*EXERCISE*.
Please copy exactly the lines that begin with the one containing "Transcribe the text in this document." and end with the last line of the entries.

*PROVIDED ENTRIES*.
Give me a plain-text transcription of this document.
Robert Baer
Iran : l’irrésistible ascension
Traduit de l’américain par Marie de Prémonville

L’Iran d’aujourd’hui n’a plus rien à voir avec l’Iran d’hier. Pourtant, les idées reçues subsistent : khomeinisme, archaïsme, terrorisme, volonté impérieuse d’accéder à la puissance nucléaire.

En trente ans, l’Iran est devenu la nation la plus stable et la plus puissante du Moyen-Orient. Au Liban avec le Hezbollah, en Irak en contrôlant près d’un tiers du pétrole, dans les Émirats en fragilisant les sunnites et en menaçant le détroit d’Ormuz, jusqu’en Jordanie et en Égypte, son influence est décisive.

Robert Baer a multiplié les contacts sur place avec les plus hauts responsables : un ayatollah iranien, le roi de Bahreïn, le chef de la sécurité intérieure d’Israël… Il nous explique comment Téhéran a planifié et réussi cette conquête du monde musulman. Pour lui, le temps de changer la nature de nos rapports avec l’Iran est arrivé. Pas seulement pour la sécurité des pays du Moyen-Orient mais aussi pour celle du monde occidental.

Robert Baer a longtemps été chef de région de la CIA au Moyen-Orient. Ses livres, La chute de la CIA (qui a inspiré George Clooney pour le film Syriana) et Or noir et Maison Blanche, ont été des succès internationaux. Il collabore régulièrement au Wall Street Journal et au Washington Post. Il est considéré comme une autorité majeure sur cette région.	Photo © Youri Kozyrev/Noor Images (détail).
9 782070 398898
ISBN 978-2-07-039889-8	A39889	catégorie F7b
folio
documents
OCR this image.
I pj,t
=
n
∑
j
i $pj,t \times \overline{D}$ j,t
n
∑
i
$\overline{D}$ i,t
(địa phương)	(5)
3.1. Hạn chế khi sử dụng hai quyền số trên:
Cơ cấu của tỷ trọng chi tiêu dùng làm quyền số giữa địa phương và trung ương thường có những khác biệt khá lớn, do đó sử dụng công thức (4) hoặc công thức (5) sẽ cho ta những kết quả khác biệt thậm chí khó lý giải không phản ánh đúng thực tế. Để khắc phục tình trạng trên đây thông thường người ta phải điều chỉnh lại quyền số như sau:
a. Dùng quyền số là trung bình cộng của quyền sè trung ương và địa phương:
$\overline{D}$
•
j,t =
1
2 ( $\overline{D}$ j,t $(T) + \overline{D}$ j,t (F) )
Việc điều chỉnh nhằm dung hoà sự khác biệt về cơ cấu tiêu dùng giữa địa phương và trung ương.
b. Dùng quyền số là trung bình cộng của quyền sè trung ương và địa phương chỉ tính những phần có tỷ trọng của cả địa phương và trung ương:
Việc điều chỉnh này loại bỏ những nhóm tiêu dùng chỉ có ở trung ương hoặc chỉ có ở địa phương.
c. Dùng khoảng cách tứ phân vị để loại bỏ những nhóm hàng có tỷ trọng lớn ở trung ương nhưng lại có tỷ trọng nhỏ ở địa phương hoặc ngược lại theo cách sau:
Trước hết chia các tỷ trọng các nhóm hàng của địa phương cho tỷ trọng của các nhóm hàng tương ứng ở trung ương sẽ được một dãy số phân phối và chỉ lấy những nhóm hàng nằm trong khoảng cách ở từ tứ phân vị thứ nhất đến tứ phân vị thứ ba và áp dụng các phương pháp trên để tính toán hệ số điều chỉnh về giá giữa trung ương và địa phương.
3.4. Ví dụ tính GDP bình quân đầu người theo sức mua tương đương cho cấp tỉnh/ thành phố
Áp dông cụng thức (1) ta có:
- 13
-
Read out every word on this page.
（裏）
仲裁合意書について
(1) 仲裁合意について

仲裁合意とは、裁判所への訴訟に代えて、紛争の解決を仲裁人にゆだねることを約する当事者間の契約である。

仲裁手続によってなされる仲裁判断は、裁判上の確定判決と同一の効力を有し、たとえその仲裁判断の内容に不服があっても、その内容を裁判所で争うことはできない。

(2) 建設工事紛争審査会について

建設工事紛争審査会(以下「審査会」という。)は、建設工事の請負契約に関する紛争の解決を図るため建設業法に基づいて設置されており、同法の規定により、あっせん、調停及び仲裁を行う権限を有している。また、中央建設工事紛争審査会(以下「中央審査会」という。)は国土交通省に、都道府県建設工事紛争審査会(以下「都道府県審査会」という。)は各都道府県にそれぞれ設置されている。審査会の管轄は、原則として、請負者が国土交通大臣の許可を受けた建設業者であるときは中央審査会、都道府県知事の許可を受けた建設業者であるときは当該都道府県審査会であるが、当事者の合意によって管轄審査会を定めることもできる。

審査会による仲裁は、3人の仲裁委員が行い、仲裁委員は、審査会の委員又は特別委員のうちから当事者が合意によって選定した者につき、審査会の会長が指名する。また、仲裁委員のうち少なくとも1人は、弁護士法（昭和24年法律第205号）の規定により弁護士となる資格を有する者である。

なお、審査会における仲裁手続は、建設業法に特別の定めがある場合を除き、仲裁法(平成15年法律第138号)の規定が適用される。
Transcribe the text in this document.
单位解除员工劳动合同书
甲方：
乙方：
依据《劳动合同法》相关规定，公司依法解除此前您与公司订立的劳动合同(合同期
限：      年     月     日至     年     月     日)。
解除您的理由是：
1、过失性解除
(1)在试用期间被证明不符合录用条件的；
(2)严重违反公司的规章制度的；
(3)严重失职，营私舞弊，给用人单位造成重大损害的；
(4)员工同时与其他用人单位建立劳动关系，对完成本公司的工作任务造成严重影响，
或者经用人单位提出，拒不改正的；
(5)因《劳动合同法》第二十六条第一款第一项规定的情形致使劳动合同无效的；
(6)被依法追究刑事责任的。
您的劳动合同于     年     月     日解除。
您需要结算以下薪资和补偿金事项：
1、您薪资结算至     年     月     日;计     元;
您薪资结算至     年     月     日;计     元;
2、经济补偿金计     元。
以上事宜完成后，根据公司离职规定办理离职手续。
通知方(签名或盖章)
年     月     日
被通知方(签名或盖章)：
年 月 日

*RIGHT ANSWER*.
Transcribe the text in this document.
单位解除员工劳动合同书
甲方：
乙方：
依据《劳动合同法》相关规定，公司依法解除此前您与公司订立的劳动合同(合同期
限：      年     月     日至     年     月     日)。
解除您的理由是：
1、过失性解除
(1)在试用期间被证明不符合录用条件的；
(2)严重违反公司的规章制度的；
(3)严重失职，营私舞弊，给用人单位造成重大损害的；
(4)员工同时与其他用人单位建立劳动关系，对完成本公司的工作任务造成严重影响，
或者经用人单位提出，拒不改正的；
(5)因《劳动合同法》第二十六条第一款第一项规定的情形致使劳动合同无效的；
(6)被依法追究刑事责任的。
您的劳动合同于     年     月     日解除。
您需要结算以下薪资和补偿金事项：
1、您薪资结算至     年     月     日;计     元;
您薪资结算至     年     月     日;计     元;
2、经济补偿金计     元。
以上事宜完成后，根据公司离职规定办理离职手续。
通知方(签名或盖章)
年     月     日
被通知方(签名或盖章)：
年 月 日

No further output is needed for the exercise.